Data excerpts
**********
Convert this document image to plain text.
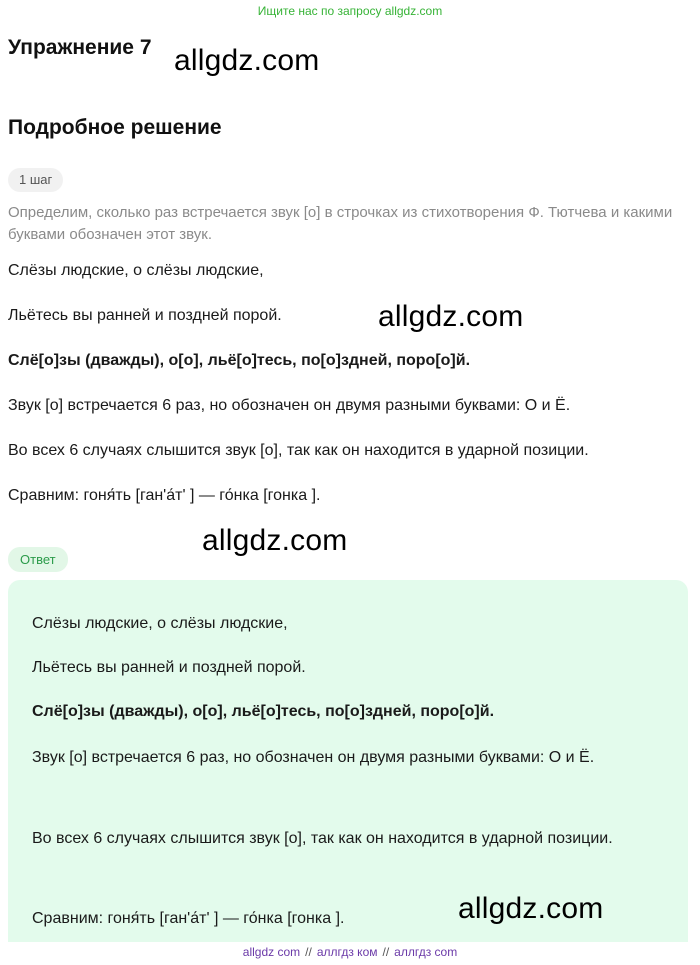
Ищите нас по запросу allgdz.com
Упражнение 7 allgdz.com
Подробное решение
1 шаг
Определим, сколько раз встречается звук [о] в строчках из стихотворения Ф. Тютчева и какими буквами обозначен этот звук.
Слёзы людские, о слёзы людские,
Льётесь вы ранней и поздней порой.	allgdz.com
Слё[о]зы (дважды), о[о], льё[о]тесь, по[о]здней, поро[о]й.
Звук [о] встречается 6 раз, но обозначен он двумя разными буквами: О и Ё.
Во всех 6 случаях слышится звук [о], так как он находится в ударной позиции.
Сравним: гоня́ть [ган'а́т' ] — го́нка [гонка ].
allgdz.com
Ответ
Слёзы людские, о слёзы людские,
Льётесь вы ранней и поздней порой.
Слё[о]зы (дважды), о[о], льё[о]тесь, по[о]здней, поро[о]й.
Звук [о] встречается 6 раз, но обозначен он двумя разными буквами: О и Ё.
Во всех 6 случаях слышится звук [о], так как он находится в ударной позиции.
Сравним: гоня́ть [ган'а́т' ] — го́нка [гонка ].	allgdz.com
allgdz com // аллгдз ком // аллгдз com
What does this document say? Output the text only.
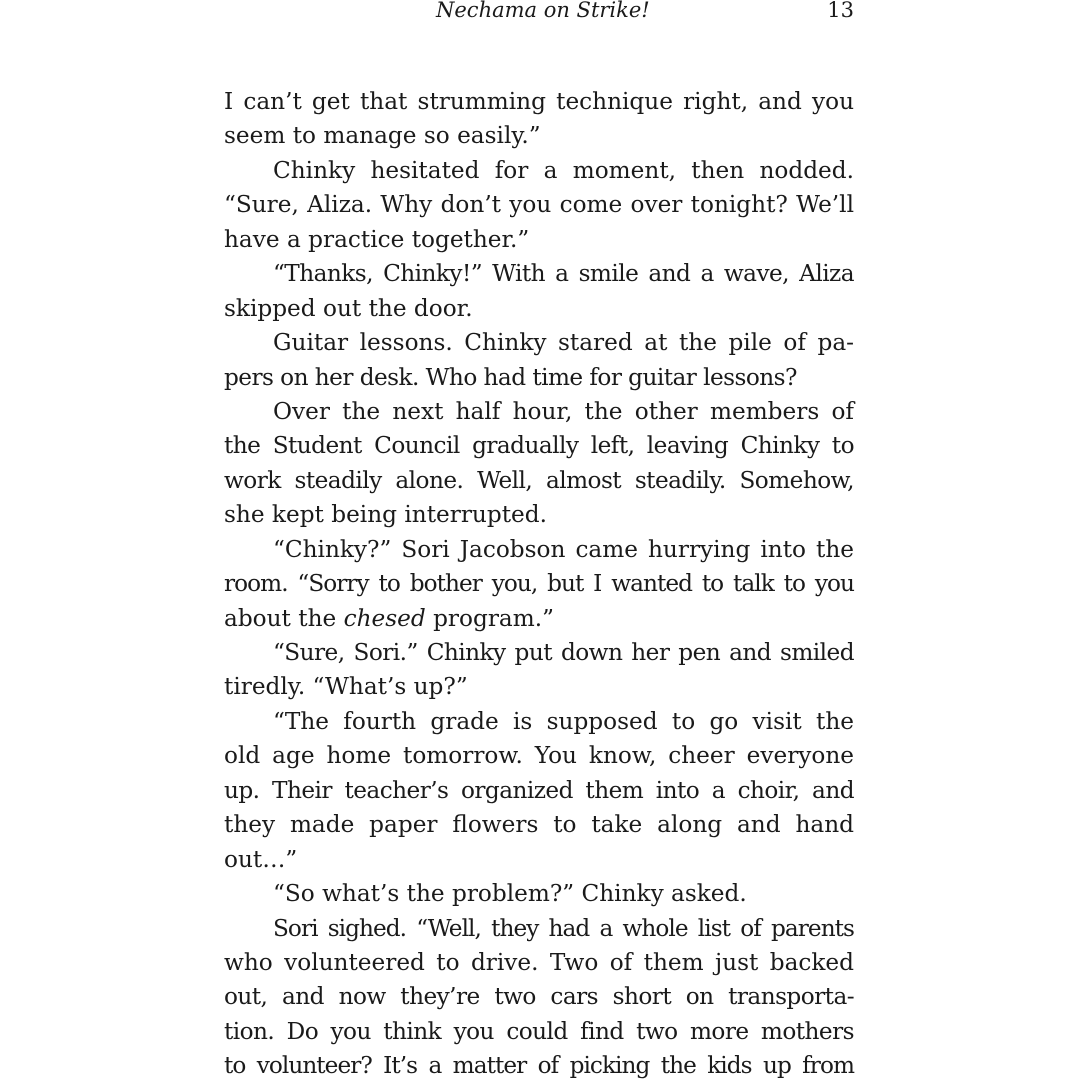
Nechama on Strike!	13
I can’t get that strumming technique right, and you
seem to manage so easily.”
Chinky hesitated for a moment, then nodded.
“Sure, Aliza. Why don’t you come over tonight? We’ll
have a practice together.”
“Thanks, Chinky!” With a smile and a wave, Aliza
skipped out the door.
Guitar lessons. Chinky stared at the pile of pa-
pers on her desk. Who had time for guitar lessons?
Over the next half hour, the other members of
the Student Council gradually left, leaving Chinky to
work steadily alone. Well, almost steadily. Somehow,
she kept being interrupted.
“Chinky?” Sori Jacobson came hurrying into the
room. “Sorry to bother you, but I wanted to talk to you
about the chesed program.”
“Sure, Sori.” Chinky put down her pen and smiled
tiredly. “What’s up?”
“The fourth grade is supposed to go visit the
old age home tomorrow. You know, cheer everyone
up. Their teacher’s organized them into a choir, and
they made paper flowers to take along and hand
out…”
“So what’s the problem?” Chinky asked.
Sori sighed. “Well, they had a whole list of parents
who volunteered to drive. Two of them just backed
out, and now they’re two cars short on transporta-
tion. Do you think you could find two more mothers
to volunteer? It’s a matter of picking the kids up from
**********
▶ **Written problem**
Your answer should be a single number: the count of lines that contain "порой".

▶ **Problem solution**
2